» **Input material**:
※

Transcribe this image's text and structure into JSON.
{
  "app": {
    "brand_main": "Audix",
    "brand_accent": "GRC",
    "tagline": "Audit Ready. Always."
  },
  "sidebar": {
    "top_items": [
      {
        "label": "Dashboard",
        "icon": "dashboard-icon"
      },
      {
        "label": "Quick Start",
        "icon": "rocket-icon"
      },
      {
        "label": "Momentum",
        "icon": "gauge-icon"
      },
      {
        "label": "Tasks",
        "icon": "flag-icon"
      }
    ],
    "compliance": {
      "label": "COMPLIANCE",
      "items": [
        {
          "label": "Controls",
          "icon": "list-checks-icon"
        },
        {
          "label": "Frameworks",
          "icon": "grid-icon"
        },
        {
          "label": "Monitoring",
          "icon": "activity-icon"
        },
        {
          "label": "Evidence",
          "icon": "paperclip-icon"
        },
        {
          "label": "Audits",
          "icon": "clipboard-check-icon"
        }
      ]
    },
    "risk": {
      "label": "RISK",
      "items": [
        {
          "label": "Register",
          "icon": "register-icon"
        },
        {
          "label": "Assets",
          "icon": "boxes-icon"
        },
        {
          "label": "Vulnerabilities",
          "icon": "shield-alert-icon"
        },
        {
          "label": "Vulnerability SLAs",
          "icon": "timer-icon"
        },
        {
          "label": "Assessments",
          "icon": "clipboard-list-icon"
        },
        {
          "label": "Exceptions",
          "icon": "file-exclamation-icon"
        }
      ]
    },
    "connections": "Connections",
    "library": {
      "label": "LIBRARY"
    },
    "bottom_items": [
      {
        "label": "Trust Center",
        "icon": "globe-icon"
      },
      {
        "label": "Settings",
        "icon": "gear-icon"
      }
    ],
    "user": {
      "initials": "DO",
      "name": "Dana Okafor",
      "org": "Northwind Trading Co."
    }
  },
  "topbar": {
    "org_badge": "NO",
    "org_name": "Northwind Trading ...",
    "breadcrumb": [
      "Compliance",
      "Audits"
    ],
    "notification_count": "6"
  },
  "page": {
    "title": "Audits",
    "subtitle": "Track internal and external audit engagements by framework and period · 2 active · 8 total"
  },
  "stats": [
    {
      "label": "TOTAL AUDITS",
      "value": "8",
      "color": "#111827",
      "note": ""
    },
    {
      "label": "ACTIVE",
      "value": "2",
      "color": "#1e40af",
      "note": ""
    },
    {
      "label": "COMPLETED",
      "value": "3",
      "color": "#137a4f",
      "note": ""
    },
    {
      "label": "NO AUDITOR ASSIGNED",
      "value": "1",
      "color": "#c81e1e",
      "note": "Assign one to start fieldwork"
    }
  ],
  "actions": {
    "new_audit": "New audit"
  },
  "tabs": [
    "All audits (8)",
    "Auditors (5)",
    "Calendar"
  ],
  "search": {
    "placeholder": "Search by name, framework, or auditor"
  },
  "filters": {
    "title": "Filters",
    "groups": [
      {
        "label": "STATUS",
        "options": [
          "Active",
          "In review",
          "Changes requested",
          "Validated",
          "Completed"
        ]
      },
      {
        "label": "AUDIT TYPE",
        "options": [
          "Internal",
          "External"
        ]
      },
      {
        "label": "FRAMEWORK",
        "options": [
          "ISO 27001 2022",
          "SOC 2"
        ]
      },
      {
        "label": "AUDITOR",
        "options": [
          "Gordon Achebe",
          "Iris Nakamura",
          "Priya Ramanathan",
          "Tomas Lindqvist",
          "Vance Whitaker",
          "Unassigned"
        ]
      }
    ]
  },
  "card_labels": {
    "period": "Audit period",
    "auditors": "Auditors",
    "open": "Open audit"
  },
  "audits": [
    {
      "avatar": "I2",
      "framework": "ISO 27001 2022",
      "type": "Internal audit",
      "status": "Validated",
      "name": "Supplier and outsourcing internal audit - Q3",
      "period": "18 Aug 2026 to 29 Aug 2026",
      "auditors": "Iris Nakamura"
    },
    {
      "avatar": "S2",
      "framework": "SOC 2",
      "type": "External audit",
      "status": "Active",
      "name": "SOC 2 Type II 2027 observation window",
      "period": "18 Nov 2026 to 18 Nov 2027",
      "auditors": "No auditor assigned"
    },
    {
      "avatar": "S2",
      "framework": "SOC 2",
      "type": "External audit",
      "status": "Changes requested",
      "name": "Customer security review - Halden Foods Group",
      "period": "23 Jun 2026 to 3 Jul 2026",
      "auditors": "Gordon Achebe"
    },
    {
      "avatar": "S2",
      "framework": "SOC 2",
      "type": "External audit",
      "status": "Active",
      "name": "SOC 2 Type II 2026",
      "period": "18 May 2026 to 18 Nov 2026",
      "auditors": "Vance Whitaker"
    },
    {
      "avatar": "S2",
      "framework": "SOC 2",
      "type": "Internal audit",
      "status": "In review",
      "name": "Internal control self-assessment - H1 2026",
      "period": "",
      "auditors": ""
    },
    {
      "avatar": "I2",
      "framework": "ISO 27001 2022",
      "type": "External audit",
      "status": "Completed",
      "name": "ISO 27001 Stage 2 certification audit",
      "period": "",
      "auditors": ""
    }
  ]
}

※

» **Aim of the exercise**: Give every line of the material that includes the string "Nakamura".

» **Final result**:
          "Iris Nakamura",
      "auditors": "Iris Nakamura"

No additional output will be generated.